[What to do]:
Copy out every line of the data exactly.
== Data supplied ==
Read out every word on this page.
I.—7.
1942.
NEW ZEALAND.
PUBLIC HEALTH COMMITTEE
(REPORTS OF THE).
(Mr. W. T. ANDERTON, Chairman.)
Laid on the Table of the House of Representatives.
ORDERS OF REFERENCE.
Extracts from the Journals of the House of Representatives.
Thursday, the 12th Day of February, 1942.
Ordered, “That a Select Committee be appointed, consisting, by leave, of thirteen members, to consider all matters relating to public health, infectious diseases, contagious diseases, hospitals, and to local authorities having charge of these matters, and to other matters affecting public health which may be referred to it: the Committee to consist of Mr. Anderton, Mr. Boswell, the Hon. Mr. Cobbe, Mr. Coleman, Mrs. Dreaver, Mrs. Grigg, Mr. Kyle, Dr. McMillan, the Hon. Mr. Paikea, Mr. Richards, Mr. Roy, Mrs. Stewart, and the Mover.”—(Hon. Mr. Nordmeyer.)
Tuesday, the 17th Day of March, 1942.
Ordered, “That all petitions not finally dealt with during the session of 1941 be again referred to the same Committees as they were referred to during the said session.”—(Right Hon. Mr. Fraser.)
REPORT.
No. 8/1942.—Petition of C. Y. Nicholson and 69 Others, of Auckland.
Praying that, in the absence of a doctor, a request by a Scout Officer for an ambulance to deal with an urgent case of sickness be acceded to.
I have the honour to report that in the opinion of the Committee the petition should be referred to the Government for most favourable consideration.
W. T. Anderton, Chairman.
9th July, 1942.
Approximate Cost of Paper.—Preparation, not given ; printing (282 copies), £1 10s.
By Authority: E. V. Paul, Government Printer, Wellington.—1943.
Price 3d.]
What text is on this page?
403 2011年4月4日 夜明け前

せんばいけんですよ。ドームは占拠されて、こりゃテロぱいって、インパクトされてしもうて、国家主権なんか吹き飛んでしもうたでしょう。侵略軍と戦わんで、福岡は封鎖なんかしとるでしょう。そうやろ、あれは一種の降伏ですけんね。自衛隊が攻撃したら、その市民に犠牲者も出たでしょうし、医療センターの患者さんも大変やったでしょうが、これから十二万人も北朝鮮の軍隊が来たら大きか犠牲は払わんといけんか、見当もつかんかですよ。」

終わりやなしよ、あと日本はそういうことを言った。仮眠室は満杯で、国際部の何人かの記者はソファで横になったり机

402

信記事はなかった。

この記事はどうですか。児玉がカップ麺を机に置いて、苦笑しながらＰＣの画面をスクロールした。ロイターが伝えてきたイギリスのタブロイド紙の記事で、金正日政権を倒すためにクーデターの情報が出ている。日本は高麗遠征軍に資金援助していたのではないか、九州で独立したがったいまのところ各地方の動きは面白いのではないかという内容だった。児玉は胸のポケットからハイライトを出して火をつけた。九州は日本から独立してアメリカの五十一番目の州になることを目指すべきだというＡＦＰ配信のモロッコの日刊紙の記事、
===
[Task result]:
Read out every word on this page.
I.—7.
1942.
NEW ZEALAND.
PUBLIC HEALTH COMMITTEE
(REPORTS OF THE).
(Mr. W. T. ANDERTON, Chairman.)
Laid on the Table of the House of Representatives.
ORDERS OF REFERENCE.
Extracts from the Journals of the House of Representatives.
Thursday, the 12th Day of February, 1942.
Ordered, “That a Select Committee be appointed, consisting, by leave, of thirteen members, to consider all matters relating to public health, infectious diseases, contagious diseases, hospitals, and to local authorities having charge of these matters, and to other matters affecting public health which may be referred to it: the Committee to consist of Mr. Anderton, Mr. Boswell, the Hon. Mr. Cobbe, Mr. Coleman, Mrs. Dreaver, Mrs. Grigg, Mr. Kyle, Dr. McMillan, the Hon. Mr. Paikea, Mr. Richards, Mr. Roy, Mrs. Stewart, and the Mover.”—(Hon. Mr. Nordmeyer.)
Tuesday, the 17th Day of March, 1942.
Ordered, “That all petitions not finally dealt with during the session of 1941 be again referred to the same Committees as they were referred to during the said session.”—(Right Hon. Mr. Fraser.)
REPORT.
No. 8/1942.—Petition of C. Y. Nicholson and 69 Others, of Auckland.
Praying that, in the absence of a doctor, a request by a Scout Officer for an ambulance to deal with an urgent case of sickness be acceded to.
I have the honour to report that in the opinion of the Committee the petition should be referred to the Government for most favourable consideration.
W. T. Anderton, Chairman.
9th July, 1942.
Approximate Cost of Paper.—Preparation, not given ; printing (282 copies), £1 10s.
By Authority: E. V. Paul, Government Printer, Wellington.—1943.
Price 3d.]
What text is on this page?
403 2011年4月4日 夜明け前

せんばいけんですよ。ドームは占拠されて、こりゃテロぱいって、インパクトされてしもうて、国家主権なんか吹き飛んでしもうたでしょう。侵略軍と戦わんで、福岡は封鎖なんかしとるでしょう。そうやろ、あれは一種の降伏ですけんね。自衛隊が攻撃したら、その市民に犠牲者も出たでしょうし、医療センターの患者さんも大変やったでしょうが、これから十二万人も北朝鮮の軍隊が来たら大きか犠牲は払わんといけんか、見当もつかんかですよ。」

終わりやなしよ、あと日本はそういうことを言った。仮眠室は満杯で、国際部の何人かの記者はソファで横になったり机

402

信記事はなかった。

この記事はどうですか。児玉がカップ麺を机に置いて、苦笑しながらＰＣの画面をスクロールした。ロイターが伝えてきたイギリスのタブロイド紙の記事で、金正日政権を倒すためにクーデターの情報が出ている。日本は高麗遠征軍に資金援助していたのではないか、九州で独立したがったいまのところ各地方の動きは面白いのではないかという内容だった。児玉は胸のポケットからハイライトを出して火をつけた。九州は日本から独立してアメリカの五十一番目の州になることを目指すべきだというＡＦＰ配信のモロッコの日刊紙の記事、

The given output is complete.